The exercise → Write the data out again exactly, dropping any images it holds.

========================

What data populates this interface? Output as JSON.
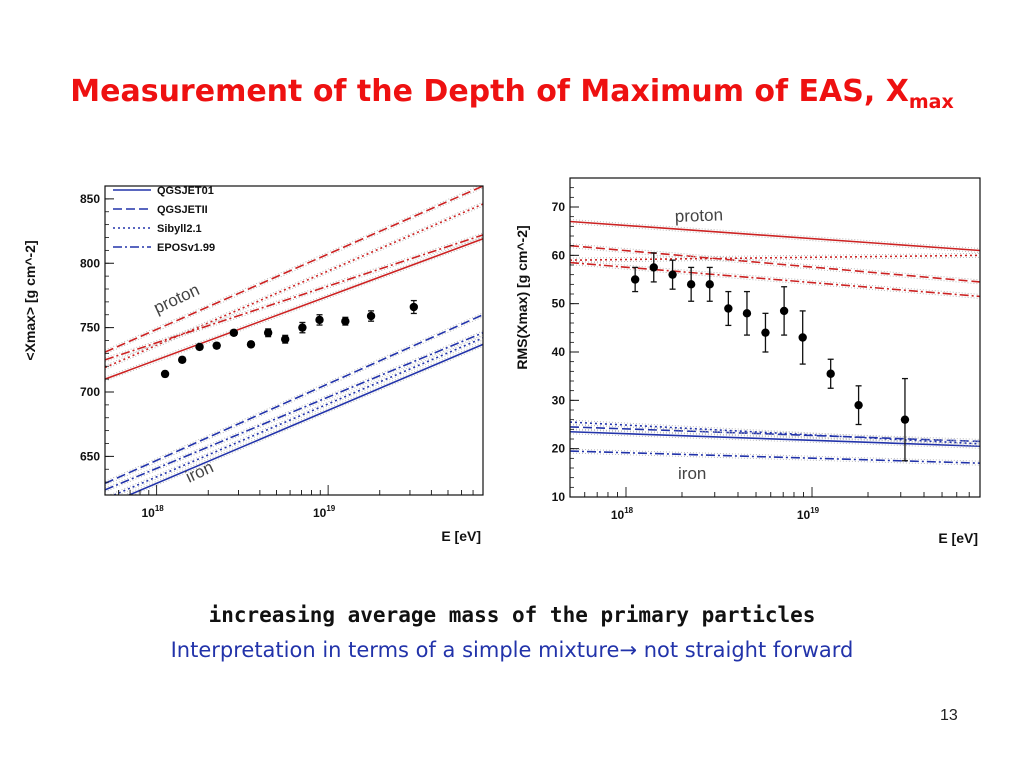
{
  "slide": {
    "title_main": "Measurement of the Depth of Maximum of EAS, X",
    "title_sub": "max",
    "caption_bold": "increasing average mass of the primary particles",
    "caption_before_arrow": "Interpretation in terms of a simple mixture",
    "caption_arrow": "→",
    "caption_after_arrow": " not straight forward",
    "page_number": "13"
  },
  "colors": {
    "title": "#ee1111",
    "caption": "#2233aa",
    "proton": "#cc2222",
    "iron": "#2233aa"
  },
  "chart_data": [
    {
      "type": "scatter",
      "ylabel": "<Xmax> [g cm^-2]",
      "xlabel": "E [eV]",
      "xscale": "log",
      "xlim": [
        5e+17,
        8e+19
      ],
      "ylim": [
        620,
        860
      ],
      "yticks": [
        "650",
        "700",
        "750",
        "800",
        "850"
      ],
      "xticks": [
        "10^18",
        "10^19"
      ],
      "legend_position": "top-left",
      "legend": [
        "QGSJET01",
        "QGSJETII",
        "Sibyll2.1",
        "EPOSv1.99"
      ],
      "annotations": [
        "proton",
        "iron"
      ],
      "points": [
        {
          "x": 1.12e+18,
          "y": 714,
          "err": 2
        },
        {
          "x": 1.41e+18,
          "y": 725,
          "err": 2
        },
        {
          "x": 1.78e+18,
          "y": 735,
          "err": 2
        },
        {
          "x": 2.24e+18,
          "y": 736,
          "err": 2
        },
        {
          "x": 2.82e+18,
          "y": 746,
          "err": 2
        },
        {
          "x": 3.55e+18,
          "y": 737,
          "err": 2
        },
        {
          "x": 4.47e+18,
          "y": 746,
          "err": 3
        },
        {
          "x": 5.62e+18,
          "y": 741,
          "err": 3
        },
        {
          "x": 7.08e+18,
          "y": 750,
          "err": 4
        },
        {
          "x": 8.91e+18,
          "y": 756,
          "err": 4
        },
        {
          "x": 1.26e+19,
          "y": 755,
          "err": 3
        },
        {
          "x": 1.78e+19,
          "y": 759,
          "err": 4
        },
        {
          "x": 3.16e+19,
          "y": 766,
          "err": 5
        }
      ],
      "models": [
        {
          "group": "proton",
          "style": "solid",
          "y_start": 710,
          "y_end": 819
        },
        {
          "group": "proton",
          "style": "dashed",
          "y_start": 731,
          "y_end": 860
        },
        {
          "group": "proton",
          "style": "dotted",
          "y_start": 719,
          "y_end": 846
        },
        {
          "group": "proton",
          "style": "dashdot",
          "y_start": 725,
          "y_end": 822
        },
        {
          "group": "iron",
          "style": "solid",
          "y_start": 612,
          "y_end": 737
        },
        {
          "group": "iron",
          "style": "dashed",
          "y_start": 629,
          "y_end": 760
        },
        {
          "group": "iron",
          "style": "dotted",
          "y_start": 617,
          "y_end": 742
        },
        {
          "group": "iron",
          "style": "dashdot",
          "y_start": 624,
          "y_end": 746
        }
      ]
    },
    {
      "type": "scatter",
      "ylabel": "RMS(Xmax) [g cm^-2]",
      "xlabel": "E [eV]",
      "xscale": "log",
      "xlim": [
        5e+17,
        8e+19
      ],
      "ylim": [
        10,
        76
      ],
      "yticks": [
        "10",
        "20",
        "30",
        "40",
        "50",
        "60",
        "70"
      ],
      "xticks": [
        "10^18",
        "10^19"
      ],
      "annotations": [
        "proton",
        "iron"
      ],
      "points": [
        {
          "x": 1.12e+18,
          "y": 55,
          "err": 2.5
        },
        {
          "x": 1.41e+18,
          "y": 57.5,
          "err": 3
        },
        {
          "x": 1.78e+18,
          "y": 56,
          "err": 3
        },
        {
          "x": 2.24e+18,
          "y": 54,
          "err": 3.5
        },
        {
          "x": 2.82e+18,
          "y": 54,
          "err": 3.5
        },
        {
          "x": 3.55e+18,
          "y": 49,
          "err": 3.5
        },
        {
          "x": 4.47e+18,
          "y": 48,
          "err": 4.5
        },
        {
          "x": 5.62e+18,
          "y": 44,
          "err": 4
        },
        {
          "x": 7.08e+18,
          "y": 48.5,
          "err": 5
        },
        {
          "x": 8.91e+18,
          "y": 43,
          "err": 5.5
        },
        {
          "x": 1.26e+19,
          "y": 35.5,
          "err": 3
        },
        {
          "x": 1.78e+19,
          "y": 29,
          "err": 4
        },
        {
          "x": 3.16e+19,
          "y": 26,
          "err": 8.5
        }
      ],
      "models": [
        {
          "group": "proton",
          "style": "solid",
          "y_start": 67,
          "y_end": 61
        },
        {
          "group": "proton",
          "style": "dashed",
          "y_start": 62,
          "y_end": 54.5
        },
        {
          "group": "proton",
          "style": "dotted",
          "y_start": 59,
          "y_end": 60
        },
        {
          "group": "proton",
          "style": "dashdot",
          "y_start": 58.5,
          "y_end": 51.5
        },
        {
          "group": "iron",
          "style": "solid",
          "y_start": 23.5,
          "y_end": 20.5
        },
        {
          "group": "iron",
          "style": "dashed",
          "y_start": 24.5,
          "y_end": 21.5
        },
        {
          "group": "iron",
          "style": "dotted",
          "y_start": 25.5,
          "y_end": 21
        },
        {
          "group": "iron",
          "style": "dashdot",
          "y_start": 19.5,
          "y_end": 17
        }
      ]
    }
  ]
}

========================

Completed exercise →
What data populates this interface? Output as JSON.
{
  "slide": {
    "title_main": "Measurement of the Depth of Maximum of EAS, X",
    "title_sub": "max",
    "caption_bold": "increasing average mass of the primary particles",
    "caption_before_arrow": "Interpretation in terms of a simple mixture",
    "caption_arrow": "→",
    "caption_after_arrow": " not straight forward",
    "page_number": "13"
  },
  "colors": {
    "title": "#ee1111",
    "caption": "#2233aa",
    "proton": "#cc2222",
    "iron": "#2233aa"
  },
  "chart_data": [
    {
      "type": "scatter",
      "ylabel": "<Xmax> [g cm^-2]",
      "xlabel": "E [eV]",
      "xscale": "log",
      "xlim": [
        5e+17,
        8e+19
      ],
      "ylim": [
        620,
        860
      ],
      "yticks": [
        "650",
        "700",
        "750",
        "800",
        "850"
      ],
      "xticks": [
        "10^18",
        "10^19"
      ],
      "legend_position": "top-left",
      "legend": [
        "QGSJET01",
        "QGSJETII",
        "Sibyll2.1",
        "EPOSv1.99"
      ],
      "annotations": [
        "proton",
        "iron"
      ],
      "points": [
        {
          "x": 1.12e+18,
          "y": 714,
          "err": 2
        },
        {
          "x": 1.41e+18,
          "y": 725,
          "err": 2
        },
        {
          "x": 1.78e+18,
          "y": 735,
          "err": 2
        },
        {
          "x": 2.24e+18,
          "y": 736,
          "err": 2
        },
        {
          "x": 2.82e+18,
          "y": 746,
          "err": 2
        },
        {
          "x": 3.55e+18,
          "y": 737,
          "err": 2
        },
        {
          "x": 4.47e+18,
          "y": 746,
          "err": 3
        },
        {
          "x": 5.62e+18,
          "y": 741,
          "err": 3
        },
        {
          "x": 7.08e+18,
          "y": 750,
          "err": 4
        },
        {
          "x": 8.91e+18,
          "y": 756,
          "err": 4
        },
        {
          "x": 1.26e+19,
          "y": 755,
          "err": 3
        },
        {
          "x": 1.78e+19,
          "y": 759,
          "err": 4
        },
        {
          "x": 3.16e+19,
          "y": 766,
          "err": 5
        }
      ],
      "models": [
        {
          "group": "proton",
          "style": "solid",
          "y_start": 710,
          "y_end": 819
        },
        {
          "group": "proton",
          "style": "dashed",
          "y_start": 731,
          "y_end": 860
        },
        {
          "group": "proton",
          "style": "dotted",
          "y_start": 719,
          "y_end": 846
        },
        {
          "group": "proton",
          "style": "dashdot",
          "y_start": 725,
          "y_end": 822
        },
        {
          "group": "iron",
          "style": "solid",
          "y_start": 612,
          "y_end": 737
        },
        {
          "group": "iron",
          "style": "dashed",
          "y_start": 629,
          "y_end": 760
        },
        {
          "group": "iron",
          "style": "dotted",
          "y_start": 617,
          "y_end": 742
        },
        {
          "group": "iron",
          "style": "dashdot",
          "y_start": 624,
          "y_end": 746
        }
      ]
    },
    {
      "type": "scatter",
      "ylabel": "RMS(Xmax) [g cm^-2]",
      "xlabel": "E [eV]",
      "xscale": "log",
      "xlim": [
        5e+17,
        8e+19
      ],
      "ylim": [
        10,
        76
      ],
      "yticks": [
        "10",
        "20",
        "30",
        "40",
        "50",
        "60",
        "70"
      ],
      "xticks": [
        "10^18",
        "10^19"
      ],
      "annotations": [
        "proton",
        "iron"
      ],
      "points": [
        {
          "x": 1.12e+18,
          "y": 55,
          "err": 2.5
        },
        {
          "x": 1.41e+18,
          "y": 57.5,
          "err": 3
        },
        {
          "x": 1.78e+18,
          "y": 56,
          "err": 3
        },
        {
          "x": 2.24e+18,
          "y": 54,
          "err": 3.5
        },
        {
          "x": 2.82e+18,
          "y": 54,
          "err": 3.5
        },
        {
          "x": 3.55e+18,
          "y": 49,
          "err": 3.5
        },
        {
          "x": 4.47e+18,
          "y": 48,
          "err": 4.5
        },
        {
          "x": 5.62e+18,
          "y": 44,
          "err": 4
        },
        {
          "x": 7.08e+18,
          "y": 48.5,
          "err": 5
        },
        {
          "x": 8.91e+18,
          "y": 43,
          "err": 5.5
        },
        {
          "x": 1.26e+19,
          "y": 35.5,
          "err": 3
        },
        {
          "x": 1.78e+19,
          "y": 29,
          "err": 4
        },
        {
          "x": 3.16e+19,
          "y": 26,
          "err": 8.5
        }
      ],
      "models": [
        {
          "group": "proton",
          "style": "solid",
          "y_start": 67,
          "y_end": 61
        },
        {
          "group": "proton",
          "style": "dashed",
          "y_start": 62,
          "y_end": 54.5
        },
        {
          "group": "proton",
          "style": "dotted",
          "y_start": 59,
          "y_end": 60
        },
        {
          "group": "proton",
          "style": "dashdot",
          "y_start": 58.5,
          "y_end": 51.5
        },
        {
          "group": "iron",
          "style": "solid",
          "y_start": 23.5,
          "y_end": 20.5
        },
        {
          "group": "iron",
          "style": "dashed",
          "y_start": 24.5,
          "y_end": 21.5
        },
        {
          "group": "iron",
          "style": "dotted",
          "y_start": 25.5,
          "y_end": 21
        },
        {
          "group": "iron",
          "style": "dashdot",
          "y_start": 19.5,
          "y_end": 17
        }
      ]
    }
  ]
}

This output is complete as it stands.